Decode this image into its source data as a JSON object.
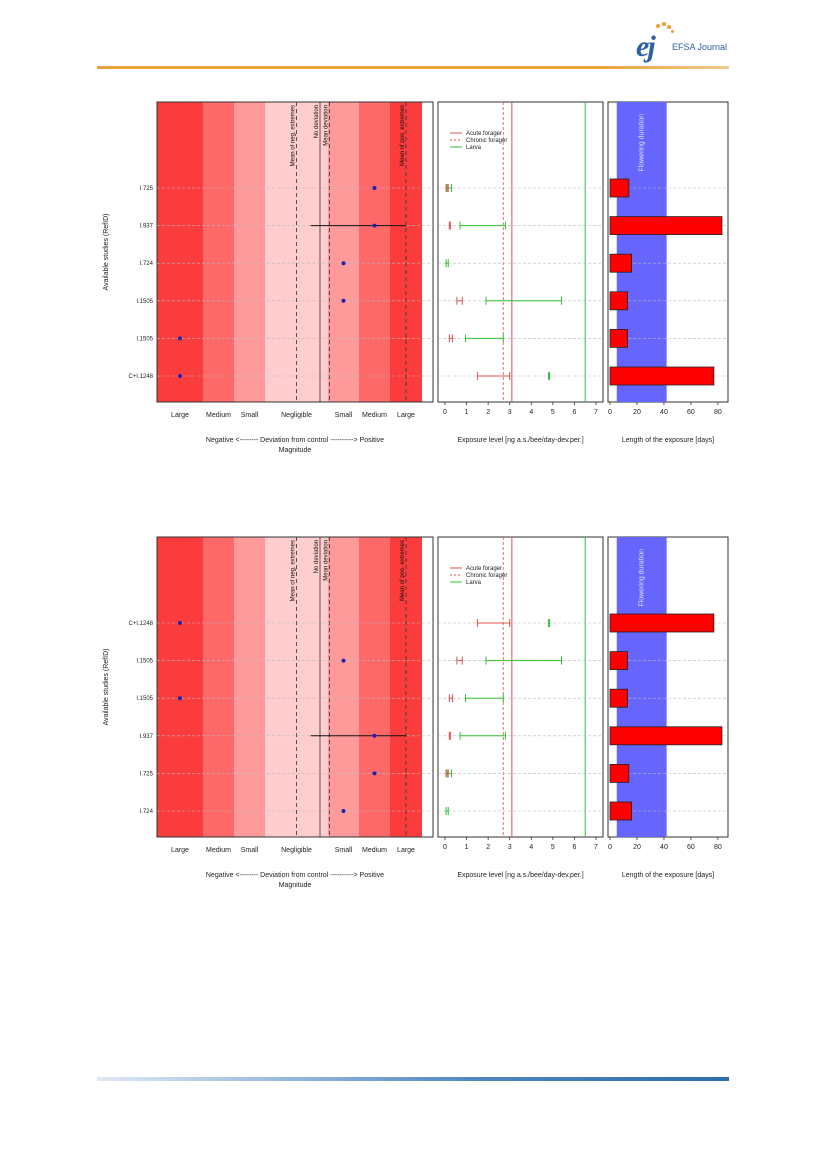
{
  "header": {
    "journal": "EFSA Journal",
    "logo_letters": "ej"
  },
  "colors": {
    "header_rule": "#e9a33c",
    "footer_rule": "#2f6cae",
    "acute": "#e05050",
    "larva": "#30c030",
    "flowering": "#6666ff",
    "bar": "#ff0000",
    "point": "#2020b0"
  },
  "figure_text": {
    "y_axis_title": "Available studies (RefID)",
    "magnitude_ticks": [
      "Large",
      "Medium",
      "Small",
      "Negligible",
      "Small",
      "Medium",
      "Large"
    ],
    "magnitude_axis_line1": "Negative  <--------  Deviation from control  ---------->  Positive",
    "magnitude_axis_line2": "Magnitude",
    "vline_labels": [
      "Mean of neg. extremes",
      "No deviation",
      "Mean deviation",
      "Mean of pos. extremes"
    ],
    "legend": [
      "Acute forager",
      "Chronic forager",
      "Larva"
    ],
    "exposure_xlabel": "Exposure level [ng a.s./bee/day-dev.per.]",
    "exposure_ticks": [
      "0",
      "1",
      "2",
      "3",
      "4",
      "5",
      "6",
      "7"
    ],
    "length_xlabel": "Length of the exposure [days]",
    "length_ticks": [
      "0",
      "20",
      "40",
      "60",
      "80"
    ],
    "flowering_label": "Flowering duration"
  },
  "chart_data": [
    {
      "type": "scatter",
      "panel": "top",
      "categories": [
        "I.725",
        "I.937",
        "I.724",
        "I.1505",
        "I.1505",
        "C+I.1248"
      ],
      "magnitude": [
        5,
        5,
        4,
        4,
        0,
        0
      ],
      "magnitude_range": [
        null,
        [
          3.3,
          6.5
        ],
        null,
        null,
        null,
        null
      ],
      "reference_lines": {
        "mean_neg_extremes": 3.0,
        "no_deviation": 3.5,
        "mean_deviation": 3.7,
        "mean_pos_extremes": 6.5
      },
      "exposure": {
        "xlim": [
          0,
          7
        ],
        "acute_forager_line": 3.1,
        "chronic_forager_line": 2.7,
        "larva_line": 6.5,
        "acute": [
          [
            0.05,
            0.15
          ],
          [
            0.2,
            0.25
          ],
          null,
          [
            0.55,
            0.8
          ],
          [
            0.2,
            0.35
          ],
          [
            1.5,
            3.0
          ]
        ],
        "larva": [
          [
            0.1,
            0.3
          ],
          [
            0.7,
            2.8
          ],
          [
            0.05,
            0.15
          ],
          [
            1.9,
            5.4
          ],
          [
            0.95,
            2.7
          ],
          [
            4.8,
            4.85
          ]
        ]
      },
      "length_days": [
        14,
        83,
        16,
        13,
        13,
        77
      ],
      "flowering_duration_days": [
        5,
        42
      ]
    },
    {
      "type": "scatter",
      "panel": "bottom",
      "categories": [
        "C+I.1248",
        "I.1505",
        "I.1505",
        "I.937",
        "I.725",
        "I.724"
      ],
      "magnitude": [
        0,
        4,
        0,
        5,
        5,
        4
      ],
      "magnitude_range": [
        null,
        null,
        null,
        [
          3.3,
          6.5
        ],
        null,
        null
      ],
      "reference_lines": {
        "mean_neg_extremes": 3.0,
        "no_deviation": 3.5,
        "mean_deviation": 3.7,
        "mean_pos_extremes": 6.5
      },
      "exposure": {
        "xlim": [
          0,
          7
        ],
        "acute_forager_line": 3.1,
        "chronic_forager_line": 2.7,
        "larva_line": 6.5,
        "acute": [
          [
            1.5,
            3.0
          ],
          [
            0.55,
            0.8
          ],
          [
            0.2,
            0.35
          ],
          [
            0.2,
            0.25
          ],
          [
            0.05,
            0.15
          ],
          null
        ],
        "larva": [
          [
            4.8,
            4.85
          ],
          [
            1.9,
            5.4
          ],
          [
            0.95,
            2.7
          ],
          [
            0.7,
            2.8
          ],
          [
            0.1,
            0.3
          ],
          [
            0.05,
            0.15
          ]
        ]
      },
      "length_days": [
        77,
        13,
        13,
        83,
        14,
        16
      ],
      "flowering_duration_days": [
        5,
        42
      ]
    }
  ]
}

■ ■ ■

EXERCISE DESCRIPTION:
Make an exact copy of every record, pictures excluded.

CORRECT RESULT:
Decode this image into its source data as a JSON object.
{
  "header": {
    "journal": "EFSA Journal",
    "logo_letters": "ej"
  },
  "colors": {
    "header_rule": "#e9a33c",
    "footer_rule": "#2f6cae",
    "acute": "#e05050",
    "larva": "#30c030",
    "flowering": "#6666ff",
    "bar": "#ff0000",
    "point": "#2020b0"
  },
  "figure_text": {
    "y_axis_title": "Available studies (RefID)",
    "magnitude_ticks": [
      "Large",
      "Medium",
      "Small",
      "Negligible",
      "Small",
      "Medium",
      "Large"
    ],
    "magnitude_axis_line1": "Negative  <--------  Deviation from control  ---------->  Positive",
    "magnitude_axis_line2": "Magnitude",
    "vline_labels": [
      "Mean of neg. extremes",
      "No deviation",
      "Mean deviation",
      "Mean of pos. extremes"
    ],
    "legend": [
      "Acute forager",
      "Chronic forager",
      "Larva"
    ],
    "exposure_xlabel": "Exposure level [ng a.s./bee/day-dev.per.]",
    "exposure_ticks": [
      "0",
      "1",
      "2",
      "3",
      "4",
      "5",
      "6",
      "7"
    ],
    "length_xlabel": "Length of the exposure [days]",
    "length_ticks": [
      "0",
      "20",
      "40",
      "60",
      "80"
    ],
    "flowering_label": "Flowering duration"
  },
  "chart_data": [
    {
      "type": "scatter",
      "panel": "top",
      "categories": [
        "I.725",
        "I.937",
        "I.724",
        "I.1505",
        "I.1505",
        "C+I.1248"
      ],
      "magnitude": [
        5,
        5,
        4,
        4,
        0,
        0
      ],
      "magnitude_range": [
        null,
        [
          3.3,
          6.5
        ],
        null,
        null,
        null,
        null
      ],
      "reference_lines": {
        "mean_neg_extremes": 3.0,
        "no_deviation": 3.5,
        "mean_deviation": 3.7,
        "mean_pos_extremes": 6.5
      },
      "exposure": {
        "xlim": [
          0,
          7
        ],
        "acute_forager_line": 3.1,
        "chronic_forager_line": 2.7,
        "larva_line": 6.5,
        "acute": [
          [
            0.05,
            0.15
          ],
          [
            0.2,
            0.25
          ],
          null,
          [
            0.55,
            0.8
          ],
          [
            0.2,
            0.35
          ],
          [
            1.5,
            3.0
          ]
        ],
        "larva": [
          [
            0.1,
            0.3
          ],
          [
            0.7,
            2.8
          ],
          [
            0.05,
            0.15
          ],
          [
            1.9,
            5.4
          ],
          [
            0.95,
            2.7
          ],
          [
            4.8,
            4.85
          ]
        ]
      },
      "length_days": [
        14,
        83,
        16,
        13,
        13,
        77
      ],
      "flowering_duration_days": [
        5,
        42
      ]
    },
    {
      "type": "scatter",
      "panel": "bottom",
      "categories": [
        "C+I.1248",
        "I.1505",
        "I.1505",
        "I.937",
        "I.725",
        "I.724"
      ],
      "magnitude": [
        0,
        4,
        0,
        5,
        5,
        4
      ],
      "magnitude_range": [
        null,
        null,
        null,
        [
          3.3,
          6.5
        ],
        null,
        null
      ],
      "reference_lines": {
        "mean_neg_extremes": 3.0,
        "no_deviation": 3.5,
        "mean_deviation": 3.7,
        "mean_pos_extremes": 6.5
      },
      "exposure": {
        "xlim": [
          0,
          7
        ],
        "acute_forager_line": 3.1,
        "chronic_forager_line": 2.7,
        "larva_line": 6.5,
        "acute": [
          [
            1.5,
            3.0
          ],
          [
            0.55,
            0.8
          ],
          [
            0.2,
            0.35
          ],
          [
            0.2,
            0.25
          ],
          [
            0.05,
            0.15
          ],
          null
        ],
        "larva": [
          [
            4.8,
            4.85
          ],
          [
            1.9,
            5.4
          ],
          [
            0.95,
            2.7
          ],
          [
            0.7,
            2.8
          ],
          [
            0.1,
            0.3
          ],
          [
            0.05,
            0.15
          ]
        ]
      },
      "length_days": [
        77,
        13,
        13,
        83,
        14,
        16
      ],
      "flowering_duration_days": [
        5,
        42
      ]
    }
  ]
}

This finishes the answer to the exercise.